— DIRECTIONS —
Your answer should be a single number: the count of lines holding the word "форме".

= = = = = = =

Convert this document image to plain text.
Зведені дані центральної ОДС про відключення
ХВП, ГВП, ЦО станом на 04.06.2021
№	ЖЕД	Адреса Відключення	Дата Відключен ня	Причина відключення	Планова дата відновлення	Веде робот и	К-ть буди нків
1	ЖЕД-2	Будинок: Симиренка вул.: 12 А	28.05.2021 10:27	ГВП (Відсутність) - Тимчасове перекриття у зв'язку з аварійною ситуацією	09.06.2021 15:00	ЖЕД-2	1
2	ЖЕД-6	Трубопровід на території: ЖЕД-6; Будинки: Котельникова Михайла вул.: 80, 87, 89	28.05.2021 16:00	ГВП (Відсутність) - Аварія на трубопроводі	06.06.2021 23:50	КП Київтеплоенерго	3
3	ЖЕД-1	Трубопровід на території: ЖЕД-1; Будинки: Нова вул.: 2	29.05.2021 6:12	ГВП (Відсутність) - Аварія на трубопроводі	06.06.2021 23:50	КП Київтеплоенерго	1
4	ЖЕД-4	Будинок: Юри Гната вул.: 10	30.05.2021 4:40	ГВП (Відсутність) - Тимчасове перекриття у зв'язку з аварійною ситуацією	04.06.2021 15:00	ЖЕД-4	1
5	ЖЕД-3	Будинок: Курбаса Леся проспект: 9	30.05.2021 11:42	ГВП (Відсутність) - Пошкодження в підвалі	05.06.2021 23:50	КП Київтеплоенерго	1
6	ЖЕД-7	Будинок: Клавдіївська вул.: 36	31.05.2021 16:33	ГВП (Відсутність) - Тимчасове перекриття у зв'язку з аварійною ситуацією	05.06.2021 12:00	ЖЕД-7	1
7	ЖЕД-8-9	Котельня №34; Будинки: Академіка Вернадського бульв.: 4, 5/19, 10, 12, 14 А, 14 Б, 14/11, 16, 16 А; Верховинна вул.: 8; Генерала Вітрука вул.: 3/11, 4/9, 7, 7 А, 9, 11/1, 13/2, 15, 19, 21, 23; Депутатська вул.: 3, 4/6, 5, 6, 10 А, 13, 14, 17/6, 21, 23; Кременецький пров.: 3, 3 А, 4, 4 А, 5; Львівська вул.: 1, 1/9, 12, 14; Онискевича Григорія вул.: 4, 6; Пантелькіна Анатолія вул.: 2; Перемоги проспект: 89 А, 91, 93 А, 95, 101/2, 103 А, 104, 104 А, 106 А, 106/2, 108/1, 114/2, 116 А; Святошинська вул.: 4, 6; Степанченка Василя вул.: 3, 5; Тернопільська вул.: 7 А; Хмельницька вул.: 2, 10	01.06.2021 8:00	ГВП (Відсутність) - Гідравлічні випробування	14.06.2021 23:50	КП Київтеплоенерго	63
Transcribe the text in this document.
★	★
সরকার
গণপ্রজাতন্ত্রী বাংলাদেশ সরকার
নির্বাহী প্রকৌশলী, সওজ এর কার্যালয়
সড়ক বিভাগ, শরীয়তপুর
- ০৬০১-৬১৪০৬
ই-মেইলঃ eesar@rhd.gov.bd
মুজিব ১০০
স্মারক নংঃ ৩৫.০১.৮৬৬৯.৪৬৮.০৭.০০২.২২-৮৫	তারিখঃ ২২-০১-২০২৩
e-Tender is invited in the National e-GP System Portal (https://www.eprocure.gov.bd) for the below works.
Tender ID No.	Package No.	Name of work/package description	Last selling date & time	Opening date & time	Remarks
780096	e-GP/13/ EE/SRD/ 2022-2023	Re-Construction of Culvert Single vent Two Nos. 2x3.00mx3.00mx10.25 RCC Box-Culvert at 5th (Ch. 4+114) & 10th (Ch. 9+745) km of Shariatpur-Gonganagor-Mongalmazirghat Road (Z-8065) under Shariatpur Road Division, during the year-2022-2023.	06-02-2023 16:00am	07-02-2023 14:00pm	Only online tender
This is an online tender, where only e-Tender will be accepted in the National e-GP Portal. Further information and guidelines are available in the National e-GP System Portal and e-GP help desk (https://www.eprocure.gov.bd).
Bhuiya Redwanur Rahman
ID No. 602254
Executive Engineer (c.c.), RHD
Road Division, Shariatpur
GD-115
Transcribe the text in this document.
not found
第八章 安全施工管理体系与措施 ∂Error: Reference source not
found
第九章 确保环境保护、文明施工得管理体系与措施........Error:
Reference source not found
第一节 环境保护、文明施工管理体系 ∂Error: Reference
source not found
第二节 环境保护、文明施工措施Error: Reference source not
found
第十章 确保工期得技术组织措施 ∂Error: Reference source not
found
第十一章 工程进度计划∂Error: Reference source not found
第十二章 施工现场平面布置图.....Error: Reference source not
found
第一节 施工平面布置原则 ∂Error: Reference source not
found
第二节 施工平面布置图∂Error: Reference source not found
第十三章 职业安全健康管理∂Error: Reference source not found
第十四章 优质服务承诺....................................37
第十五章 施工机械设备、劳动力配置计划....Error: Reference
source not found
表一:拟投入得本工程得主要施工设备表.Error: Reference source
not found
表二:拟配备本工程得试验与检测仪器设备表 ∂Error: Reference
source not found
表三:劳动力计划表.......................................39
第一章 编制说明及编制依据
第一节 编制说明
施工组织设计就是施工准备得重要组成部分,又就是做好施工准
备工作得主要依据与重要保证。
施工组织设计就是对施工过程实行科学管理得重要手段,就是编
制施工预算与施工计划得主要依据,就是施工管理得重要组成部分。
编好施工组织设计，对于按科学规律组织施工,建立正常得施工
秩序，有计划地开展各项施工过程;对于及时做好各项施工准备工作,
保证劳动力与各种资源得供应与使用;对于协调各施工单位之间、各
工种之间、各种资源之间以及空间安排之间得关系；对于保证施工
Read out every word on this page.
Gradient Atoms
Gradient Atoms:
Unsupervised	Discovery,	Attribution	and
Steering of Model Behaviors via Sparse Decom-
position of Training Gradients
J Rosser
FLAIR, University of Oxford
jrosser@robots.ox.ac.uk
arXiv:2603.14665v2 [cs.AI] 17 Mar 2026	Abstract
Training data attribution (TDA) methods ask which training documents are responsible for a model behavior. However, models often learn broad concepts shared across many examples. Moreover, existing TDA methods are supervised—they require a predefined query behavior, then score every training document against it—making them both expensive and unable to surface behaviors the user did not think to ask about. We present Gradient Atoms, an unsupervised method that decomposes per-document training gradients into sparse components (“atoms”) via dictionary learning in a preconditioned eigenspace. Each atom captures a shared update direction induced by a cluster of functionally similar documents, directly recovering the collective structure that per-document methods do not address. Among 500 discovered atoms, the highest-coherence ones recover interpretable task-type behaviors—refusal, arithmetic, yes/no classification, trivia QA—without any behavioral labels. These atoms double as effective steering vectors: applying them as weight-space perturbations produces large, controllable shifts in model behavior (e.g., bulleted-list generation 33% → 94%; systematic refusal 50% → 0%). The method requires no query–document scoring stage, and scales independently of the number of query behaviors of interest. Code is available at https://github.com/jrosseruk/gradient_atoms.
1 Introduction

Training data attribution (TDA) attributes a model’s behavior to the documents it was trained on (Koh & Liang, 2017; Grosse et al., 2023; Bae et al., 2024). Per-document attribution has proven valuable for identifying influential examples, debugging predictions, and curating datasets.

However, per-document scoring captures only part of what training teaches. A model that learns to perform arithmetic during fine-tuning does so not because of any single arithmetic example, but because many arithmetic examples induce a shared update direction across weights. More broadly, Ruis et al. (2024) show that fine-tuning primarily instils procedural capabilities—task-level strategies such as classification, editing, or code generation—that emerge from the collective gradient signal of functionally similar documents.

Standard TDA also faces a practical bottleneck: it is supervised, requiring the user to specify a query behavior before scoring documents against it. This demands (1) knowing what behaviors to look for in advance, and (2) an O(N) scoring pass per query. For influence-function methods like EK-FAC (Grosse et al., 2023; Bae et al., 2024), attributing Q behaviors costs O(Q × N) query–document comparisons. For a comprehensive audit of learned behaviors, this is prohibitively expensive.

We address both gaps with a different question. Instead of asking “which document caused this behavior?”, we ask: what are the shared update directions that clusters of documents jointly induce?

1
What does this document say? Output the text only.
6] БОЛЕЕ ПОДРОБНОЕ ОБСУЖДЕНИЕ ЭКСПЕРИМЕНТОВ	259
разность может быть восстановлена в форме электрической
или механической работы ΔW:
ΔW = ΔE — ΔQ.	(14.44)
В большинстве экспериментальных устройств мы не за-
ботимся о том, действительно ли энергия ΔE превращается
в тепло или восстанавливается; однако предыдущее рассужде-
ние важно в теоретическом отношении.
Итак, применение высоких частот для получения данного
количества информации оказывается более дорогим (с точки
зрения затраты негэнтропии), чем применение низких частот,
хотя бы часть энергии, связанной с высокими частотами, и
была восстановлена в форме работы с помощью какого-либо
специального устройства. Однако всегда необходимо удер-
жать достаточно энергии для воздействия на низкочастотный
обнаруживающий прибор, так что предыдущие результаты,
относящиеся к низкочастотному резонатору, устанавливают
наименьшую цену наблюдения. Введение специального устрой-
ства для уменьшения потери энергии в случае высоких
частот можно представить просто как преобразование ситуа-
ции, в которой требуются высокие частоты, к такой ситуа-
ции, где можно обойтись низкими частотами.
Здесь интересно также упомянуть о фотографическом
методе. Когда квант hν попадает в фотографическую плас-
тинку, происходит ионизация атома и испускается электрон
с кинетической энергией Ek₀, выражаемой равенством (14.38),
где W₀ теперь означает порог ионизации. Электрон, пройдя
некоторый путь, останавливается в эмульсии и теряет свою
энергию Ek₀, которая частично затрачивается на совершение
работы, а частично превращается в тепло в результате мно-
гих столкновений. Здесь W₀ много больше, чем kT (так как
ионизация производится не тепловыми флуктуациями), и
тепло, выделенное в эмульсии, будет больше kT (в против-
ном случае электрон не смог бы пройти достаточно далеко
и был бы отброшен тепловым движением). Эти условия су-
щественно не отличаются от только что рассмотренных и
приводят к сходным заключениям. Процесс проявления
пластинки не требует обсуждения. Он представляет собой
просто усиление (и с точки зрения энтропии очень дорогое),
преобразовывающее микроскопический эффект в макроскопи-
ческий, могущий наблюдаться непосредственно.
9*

= = = = = = =

— EXERCISE ANSWER —
2